◆ WRITTEN TASK
Using the entries below, transcribe exactly the line containing "Convert this screenshot" and each line that follows it to the end.

◆ ITEMS

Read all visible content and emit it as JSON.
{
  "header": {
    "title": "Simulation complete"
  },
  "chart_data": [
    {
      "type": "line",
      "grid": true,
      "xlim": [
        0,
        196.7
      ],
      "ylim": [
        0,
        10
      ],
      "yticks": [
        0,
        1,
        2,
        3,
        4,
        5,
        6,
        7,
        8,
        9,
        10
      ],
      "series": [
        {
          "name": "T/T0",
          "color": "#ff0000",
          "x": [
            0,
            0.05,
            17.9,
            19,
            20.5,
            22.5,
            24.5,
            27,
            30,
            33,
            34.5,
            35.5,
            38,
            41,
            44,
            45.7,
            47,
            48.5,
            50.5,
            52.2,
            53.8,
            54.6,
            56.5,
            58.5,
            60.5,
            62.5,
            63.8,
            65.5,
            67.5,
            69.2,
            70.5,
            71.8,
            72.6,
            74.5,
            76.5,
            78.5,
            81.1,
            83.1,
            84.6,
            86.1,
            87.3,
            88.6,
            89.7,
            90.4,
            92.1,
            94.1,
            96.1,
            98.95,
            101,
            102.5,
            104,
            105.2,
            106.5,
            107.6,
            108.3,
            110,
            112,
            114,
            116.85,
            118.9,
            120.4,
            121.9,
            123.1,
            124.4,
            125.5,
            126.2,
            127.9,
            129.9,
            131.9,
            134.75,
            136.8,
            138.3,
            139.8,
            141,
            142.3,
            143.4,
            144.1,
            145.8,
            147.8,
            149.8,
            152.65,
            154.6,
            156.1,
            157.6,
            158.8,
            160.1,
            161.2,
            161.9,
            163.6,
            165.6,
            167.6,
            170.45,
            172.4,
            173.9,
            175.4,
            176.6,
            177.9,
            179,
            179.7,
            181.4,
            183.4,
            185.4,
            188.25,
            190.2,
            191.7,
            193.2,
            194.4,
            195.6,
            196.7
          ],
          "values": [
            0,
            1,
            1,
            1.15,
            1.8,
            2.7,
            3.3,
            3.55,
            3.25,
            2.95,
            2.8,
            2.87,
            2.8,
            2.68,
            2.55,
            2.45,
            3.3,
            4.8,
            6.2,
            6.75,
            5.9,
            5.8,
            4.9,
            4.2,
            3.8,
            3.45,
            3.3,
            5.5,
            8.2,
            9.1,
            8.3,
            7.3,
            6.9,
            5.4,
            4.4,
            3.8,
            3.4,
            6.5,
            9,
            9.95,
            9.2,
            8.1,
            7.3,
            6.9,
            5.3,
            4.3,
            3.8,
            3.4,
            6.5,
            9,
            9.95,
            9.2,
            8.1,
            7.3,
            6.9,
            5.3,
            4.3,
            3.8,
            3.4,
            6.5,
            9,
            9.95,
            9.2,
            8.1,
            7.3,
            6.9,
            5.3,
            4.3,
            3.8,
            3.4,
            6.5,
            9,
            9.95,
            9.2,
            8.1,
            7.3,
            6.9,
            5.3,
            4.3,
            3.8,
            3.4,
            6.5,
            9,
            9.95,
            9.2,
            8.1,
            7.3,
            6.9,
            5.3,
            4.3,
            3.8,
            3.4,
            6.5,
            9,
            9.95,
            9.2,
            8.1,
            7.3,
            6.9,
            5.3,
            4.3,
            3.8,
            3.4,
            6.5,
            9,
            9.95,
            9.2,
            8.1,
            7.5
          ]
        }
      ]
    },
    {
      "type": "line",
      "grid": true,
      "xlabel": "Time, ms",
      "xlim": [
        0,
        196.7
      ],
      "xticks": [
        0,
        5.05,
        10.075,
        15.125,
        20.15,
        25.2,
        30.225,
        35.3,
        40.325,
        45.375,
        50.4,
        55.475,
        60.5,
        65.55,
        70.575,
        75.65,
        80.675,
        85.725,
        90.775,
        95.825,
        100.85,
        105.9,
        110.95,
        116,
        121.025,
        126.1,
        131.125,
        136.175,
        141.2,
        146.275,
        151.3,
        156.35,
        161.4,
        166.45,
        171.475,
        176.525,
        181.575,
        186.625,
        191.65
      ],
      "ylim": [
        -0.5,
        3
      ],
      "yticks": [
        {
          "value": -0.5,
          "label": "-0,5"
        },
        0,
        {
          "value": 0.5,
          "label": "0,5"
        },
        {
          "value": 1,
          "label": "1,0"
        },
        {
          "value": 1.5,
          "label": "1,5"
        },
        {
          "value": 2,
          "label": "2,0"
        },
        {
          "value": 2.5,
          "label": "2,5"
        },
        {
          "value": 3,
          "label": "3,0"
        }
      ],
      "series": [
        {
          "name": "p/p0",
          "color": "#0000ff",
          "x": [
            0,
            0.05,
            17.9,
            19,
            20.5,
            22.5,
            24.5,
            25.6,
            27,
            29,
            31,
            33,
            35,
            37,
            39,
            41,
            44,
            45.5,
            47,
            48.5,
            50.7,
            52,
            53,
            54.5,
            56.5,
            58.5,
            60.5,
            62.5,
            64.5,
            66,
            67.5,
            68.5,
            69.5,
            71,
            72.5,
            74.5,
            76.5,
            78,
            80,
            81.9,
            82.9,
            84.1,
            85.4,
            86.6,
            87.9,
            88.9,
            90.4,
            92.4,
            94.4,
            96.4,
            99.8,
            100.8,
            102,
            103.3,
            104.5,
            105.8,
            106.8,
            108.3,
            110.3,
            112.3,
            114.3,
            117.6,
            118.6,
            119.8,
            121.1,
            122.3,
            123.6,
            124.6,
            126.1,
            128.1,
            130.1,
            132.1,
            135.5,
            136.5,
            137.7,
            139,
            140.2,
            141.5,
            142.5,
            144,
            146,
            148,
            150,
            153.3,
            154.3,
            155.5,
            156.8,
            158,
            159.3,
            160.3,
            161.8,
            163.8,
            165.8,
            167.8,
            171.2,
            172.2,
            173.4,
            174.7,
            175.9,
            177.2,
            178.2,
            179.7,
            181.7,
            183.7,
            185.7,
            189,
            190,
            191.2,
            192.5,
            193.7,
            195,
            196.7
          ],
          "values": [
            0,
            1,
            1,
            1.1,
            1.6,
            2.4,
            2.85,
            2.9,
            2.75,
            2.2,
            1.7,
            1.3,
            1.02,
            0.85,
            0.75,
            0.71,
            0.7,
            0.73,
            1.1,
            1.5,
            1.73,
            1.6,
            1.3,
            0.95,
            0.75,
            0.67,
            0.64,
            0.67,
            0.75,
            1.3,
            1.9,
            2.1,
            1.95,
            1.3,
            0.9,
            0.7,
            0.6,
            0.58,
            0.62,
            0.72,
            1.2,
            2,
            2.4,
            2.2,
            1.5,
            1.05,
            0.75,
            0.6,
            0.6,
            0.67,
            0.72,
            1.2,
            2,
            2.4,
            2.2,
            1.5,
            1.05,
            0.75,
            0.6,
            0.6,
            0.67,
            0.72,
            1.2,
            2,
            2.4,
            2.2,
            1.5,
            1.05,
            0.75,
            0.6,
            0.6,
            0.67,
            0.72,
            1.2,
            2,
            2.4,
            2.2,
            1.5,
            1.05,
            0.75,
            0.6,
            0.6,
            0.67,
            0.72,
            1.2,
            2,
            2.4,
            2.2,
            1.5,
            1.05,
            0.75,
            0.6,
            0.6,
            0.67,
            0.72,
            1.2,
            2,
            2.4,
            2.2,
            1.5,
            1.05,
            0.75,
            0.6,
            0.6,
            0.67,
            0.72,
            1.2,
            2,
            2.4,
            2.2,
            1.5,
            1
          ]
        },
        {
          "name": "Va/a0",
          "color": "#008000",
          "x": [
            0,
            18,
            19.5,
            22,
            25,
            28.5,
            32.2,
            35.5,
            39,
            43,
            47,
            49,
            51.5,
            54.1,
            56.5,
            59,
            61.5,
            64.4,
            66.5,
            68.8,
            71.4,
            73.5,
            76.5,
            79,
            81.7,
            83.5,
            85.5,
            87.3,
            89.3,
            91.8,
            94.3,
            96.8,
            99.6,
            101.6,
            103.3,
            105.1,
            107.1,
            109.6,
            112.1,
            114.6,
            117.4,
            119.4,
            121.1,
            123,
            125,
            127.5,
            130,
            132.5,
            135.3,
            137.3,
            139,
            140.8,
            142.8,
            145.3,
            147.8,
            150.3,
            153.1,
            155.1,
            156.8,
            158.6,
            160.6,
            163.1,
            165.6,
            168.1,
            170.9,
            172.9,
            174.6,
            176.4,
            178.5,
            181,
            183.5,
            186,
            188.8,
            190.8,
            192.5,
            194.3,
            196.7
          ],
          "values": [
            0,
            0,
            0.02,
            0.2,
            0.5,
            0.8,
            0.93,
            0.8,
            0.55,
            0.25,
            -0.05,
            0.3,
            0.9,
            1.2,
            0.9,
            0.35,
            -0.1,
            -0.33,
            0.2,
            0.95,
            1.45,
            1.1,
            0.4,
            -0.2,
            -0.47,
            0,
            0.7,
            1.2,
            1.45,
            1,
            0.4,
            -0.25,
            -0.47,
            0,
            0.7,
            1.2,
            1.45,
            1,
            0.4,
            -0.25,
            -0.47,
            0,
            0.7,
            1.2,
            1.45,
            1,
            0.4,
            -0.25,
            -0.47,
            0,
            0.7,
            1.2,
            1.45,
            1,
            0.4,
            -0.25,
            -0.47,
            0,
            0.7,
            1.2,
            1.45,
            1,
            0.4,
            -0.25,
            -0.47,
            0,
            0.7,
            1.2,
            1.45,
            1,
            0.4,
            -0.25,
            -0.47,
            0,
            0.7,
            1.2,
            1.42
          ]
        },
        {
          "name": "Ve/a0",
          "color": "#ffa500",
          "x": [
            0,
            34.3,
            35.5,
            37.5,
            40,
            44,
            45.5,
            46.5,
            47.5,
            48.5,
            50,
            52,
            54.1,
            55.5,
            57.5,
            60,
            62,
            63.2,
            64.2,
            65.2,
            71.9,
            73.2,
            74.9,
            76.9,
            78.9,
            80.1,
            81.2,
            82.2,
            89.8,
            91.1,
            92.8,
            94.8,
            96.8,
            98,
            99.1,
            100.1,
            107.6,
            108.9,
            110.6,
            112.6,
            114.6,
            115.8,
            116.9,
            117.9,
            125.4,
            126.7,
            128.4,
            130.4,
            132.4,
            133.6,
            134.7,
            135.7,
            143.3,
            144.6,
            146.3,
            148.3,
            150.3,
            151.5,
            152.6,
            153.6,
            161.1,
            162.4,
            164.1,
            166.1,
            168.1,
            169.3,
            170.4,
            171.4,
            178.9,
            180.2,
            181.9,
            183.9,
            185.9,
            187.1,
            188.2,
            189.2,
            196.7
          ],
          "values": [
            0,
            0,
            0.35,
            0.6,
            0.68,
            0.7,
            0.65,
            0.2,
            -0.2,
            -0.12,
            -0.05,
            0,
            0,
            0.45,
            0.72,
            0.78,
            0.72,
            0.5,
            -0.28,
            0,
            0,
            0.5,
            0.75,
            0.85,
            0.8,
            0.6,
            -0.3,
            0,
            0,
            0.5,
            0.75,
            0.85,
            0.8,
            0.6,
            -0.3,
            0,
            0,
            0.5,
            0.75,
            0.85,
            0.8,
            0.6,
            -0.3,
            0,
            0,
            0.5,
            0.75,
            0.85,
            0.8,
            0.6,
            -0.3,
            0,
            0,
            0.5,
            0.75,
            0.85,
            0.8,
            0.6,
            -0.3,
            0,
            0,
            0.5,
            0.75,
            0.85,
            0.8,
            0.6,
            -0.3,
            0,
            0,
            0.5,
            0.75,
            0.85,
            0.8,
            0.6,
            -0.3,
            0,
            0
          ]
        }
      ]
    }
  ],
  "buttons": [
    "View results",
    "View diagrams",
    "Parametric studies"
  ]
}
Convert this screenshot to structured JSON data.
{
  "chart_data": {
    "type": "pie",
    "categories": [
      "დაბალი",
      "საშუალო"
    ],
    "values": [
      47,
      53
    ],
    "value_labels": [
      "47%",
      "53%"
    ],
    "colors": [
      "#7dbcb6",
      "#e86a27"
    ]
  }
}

◆ SOLVED PROBLEM
Convert this screenshot to structured JSON data.
{
  "chart_data": {
    "type": "pie",
    "categories": [
      "დაბალი",
      "საშუალო"
    ],
    "values": [
      47,
      53
    ],
    "value_labels": [
      "47%",
      "53%"
    ],
    "colors": [
      "#7dbcb6",
      "#e86a27"
    ]
  }
}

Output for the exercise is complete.